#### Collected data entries

'''

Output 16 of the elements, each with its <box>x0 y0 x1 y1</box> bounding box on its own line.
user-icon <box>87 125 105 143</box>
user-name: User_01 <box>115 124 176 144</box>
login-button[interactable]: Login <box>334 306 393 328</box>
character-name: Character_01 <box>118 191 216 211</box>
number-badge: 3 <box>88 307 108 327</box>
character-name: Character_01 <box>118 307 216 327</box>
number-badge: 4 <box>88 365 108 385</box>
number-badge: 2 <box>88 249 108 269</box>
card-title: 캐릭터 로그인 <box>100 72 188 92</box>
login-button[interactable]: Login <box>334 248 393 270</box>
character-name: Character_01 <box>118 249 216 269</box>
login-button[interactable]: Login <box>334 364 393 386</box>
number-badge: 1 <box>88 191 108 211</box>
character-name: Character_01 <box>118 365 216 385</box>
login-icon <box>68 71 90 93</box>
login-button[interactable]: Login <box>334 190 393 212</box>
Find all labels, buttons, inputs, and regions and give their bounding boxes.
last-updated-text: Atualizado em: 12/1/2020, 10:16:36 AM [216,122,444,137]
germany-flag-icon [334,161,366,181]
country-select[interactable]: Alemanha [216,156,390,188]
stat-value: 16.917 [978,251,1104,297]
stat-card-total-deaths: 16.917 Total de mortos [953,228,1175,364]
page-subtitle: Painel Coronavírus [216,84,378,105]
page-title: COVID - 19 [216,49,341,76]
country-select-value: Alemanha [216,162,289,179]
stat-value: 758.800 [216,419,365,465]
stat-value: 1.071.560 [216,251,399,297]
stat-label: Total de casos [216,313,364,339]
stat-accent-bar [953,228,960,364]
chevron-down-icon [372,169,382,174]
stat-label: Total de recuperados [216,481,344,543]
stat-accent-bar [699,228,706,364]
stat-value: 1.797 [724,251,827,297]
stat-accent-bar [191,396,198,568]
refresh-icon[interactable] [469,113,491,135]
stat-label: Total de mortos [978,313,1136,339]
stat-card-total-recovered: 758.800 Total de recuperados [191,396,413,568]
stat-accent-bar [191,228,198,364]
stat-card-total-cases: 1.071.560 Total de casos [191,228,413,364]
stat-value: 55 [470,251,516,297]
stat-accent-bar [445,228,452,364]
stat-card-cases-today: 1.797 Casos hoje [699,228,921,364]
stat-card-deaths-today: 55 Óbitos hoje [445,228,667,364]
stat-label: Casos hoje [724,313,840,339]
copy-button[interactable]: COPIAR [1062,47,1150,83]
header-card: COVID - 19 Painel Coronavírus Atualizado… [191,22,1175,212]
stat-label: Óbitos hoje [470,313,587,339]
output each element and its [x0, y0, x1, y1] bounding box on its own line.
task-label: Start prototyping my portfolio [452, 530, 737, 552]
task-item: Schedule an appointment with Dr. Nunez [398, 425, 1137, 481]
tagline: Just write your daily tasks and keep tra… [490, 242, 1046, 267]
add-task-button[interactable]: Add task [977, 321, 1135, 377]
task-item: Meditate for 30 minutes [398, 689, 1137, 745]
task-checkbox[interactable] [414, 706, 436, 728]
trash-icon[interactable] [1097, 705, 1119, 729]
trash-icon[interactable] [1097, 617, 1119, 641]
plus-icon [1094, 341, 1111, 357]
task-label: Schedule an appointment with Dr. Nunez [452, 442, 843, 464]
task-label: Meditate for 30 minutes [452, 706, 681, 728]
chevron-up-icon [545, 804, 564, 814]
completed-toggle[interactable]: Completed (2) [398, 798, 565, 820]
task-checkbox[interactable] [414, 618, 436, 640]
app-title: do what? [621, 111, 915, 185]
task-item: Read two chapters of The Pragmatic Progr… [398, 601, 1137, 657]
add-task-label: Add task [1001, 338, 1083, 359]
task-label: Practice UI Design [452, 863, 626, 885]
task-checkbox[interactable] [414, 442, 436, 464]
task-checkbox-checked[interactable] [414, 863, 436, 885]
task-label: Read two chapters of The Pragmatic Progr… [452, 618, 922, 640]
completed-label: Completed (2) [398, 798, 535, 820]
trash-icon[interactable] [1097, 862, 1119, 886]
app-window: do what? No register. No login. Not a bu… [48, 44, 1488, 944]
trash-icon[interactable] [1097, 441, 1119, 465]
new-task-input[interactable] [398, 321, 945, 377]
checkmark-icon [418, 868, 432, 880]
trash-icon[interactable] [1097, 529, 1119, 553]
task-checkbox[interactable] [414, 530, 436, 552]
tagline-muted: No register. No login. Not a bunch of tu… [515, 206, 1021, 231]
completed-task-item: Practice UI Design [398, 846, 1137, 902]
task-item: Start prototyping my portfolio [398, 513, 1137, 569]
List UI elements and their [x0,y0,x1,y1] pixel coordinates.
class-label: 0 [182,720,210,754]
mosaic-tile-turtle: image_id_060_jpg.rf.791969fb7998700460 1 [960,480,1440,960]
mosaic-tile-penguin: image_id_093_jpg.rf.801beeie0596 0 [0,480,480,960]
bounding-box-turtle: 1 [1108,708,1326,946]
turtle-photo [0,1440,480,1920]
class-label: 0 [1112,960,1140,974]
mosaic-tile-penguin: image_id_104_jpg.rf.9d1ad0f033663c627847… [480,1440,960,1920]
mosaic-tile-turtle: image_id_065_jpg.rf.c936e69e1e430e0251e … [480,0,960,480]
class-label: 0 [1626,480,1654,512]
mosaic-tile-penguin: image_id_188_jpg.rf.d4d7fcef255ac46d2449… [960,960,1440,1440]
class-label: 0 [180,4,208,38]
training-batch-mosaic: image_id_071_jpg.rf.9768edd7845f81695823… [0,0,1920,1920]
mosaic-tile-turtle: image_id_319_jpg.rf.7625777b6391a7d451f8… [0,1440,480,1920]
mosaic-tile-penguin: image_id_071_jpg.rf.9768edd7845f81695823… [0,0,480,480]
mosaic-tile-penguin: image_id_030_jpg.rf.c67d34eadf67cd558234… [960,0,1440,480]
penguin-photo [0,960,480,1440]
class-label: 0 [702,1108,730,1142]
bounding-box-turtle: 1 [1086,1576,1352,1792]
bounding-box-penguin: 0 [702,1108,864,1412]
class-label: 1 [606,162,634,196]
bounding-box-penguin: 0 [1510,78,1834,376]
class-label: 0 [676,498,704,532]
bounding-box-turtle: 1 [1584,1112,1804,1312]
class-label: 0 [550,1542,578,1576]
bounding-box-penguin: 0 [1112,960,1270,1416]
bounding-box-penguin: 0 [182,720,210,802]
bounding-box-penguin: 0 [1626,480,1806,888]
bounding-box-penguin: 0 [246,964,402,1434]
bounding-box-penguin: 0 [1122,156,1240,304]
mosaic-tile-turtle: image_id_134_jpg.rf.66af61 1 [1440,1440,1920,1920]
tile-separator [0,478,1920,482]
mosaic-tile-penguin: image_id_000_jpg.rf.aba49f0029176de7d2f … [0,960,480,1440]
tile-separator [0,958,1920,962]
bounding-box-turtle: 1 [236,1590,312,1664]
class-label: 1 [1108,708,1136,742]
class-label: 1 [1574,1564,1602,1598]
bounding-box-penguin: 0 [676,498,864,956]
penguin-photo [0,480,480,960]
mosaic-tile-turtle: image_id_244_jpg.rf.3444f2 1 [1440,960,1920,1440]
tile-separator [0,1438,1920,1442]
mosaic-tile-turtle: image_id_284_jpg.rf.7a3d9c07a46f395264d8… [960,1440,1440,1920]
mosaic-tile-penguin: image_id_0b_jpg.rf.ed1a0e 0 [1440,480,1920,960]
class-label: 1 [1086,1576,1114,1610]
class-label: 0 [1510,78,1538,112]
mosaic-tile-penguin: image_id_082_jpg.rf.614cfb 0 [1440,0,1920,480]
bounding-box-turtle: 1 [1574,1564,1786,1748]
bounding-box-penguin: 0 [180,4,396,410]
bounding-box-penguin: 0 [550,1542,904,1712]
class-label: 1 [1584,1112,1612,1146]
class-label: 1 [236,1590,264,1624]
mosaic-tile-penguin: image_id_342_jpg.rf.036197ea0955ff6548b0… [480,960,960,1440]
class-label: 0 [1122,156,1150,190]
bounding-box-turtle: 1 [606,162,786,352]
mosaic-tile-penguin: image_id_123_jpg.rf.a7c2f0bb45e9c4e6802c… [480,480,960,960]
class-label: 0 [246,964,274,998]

'''

#### Instructions to follow
Arrange the lines of the listing as a Markdown table, starting with its first line and going on through the line containing "character-name: Character_01 <box>118 191". Use the columns "No." and "Line", and leave out any blank lines.

#### Output of the exercise
| No. | Line |
|---|---|
| 1 | Output 16 of the elements, each with its <box>x0 y0 x1 y1</box> bounding box on its own line. |
| 2 | user-icon <box>87 125 105 143</box> |
| 3 | user-name: User_01 <box>115 124 176 144</box> |
| 4 | login-button[interactable]: Login <box>334 306 393 328</box> |
| 5 | character-name: Character_01 <box>118 191 216 211</box> |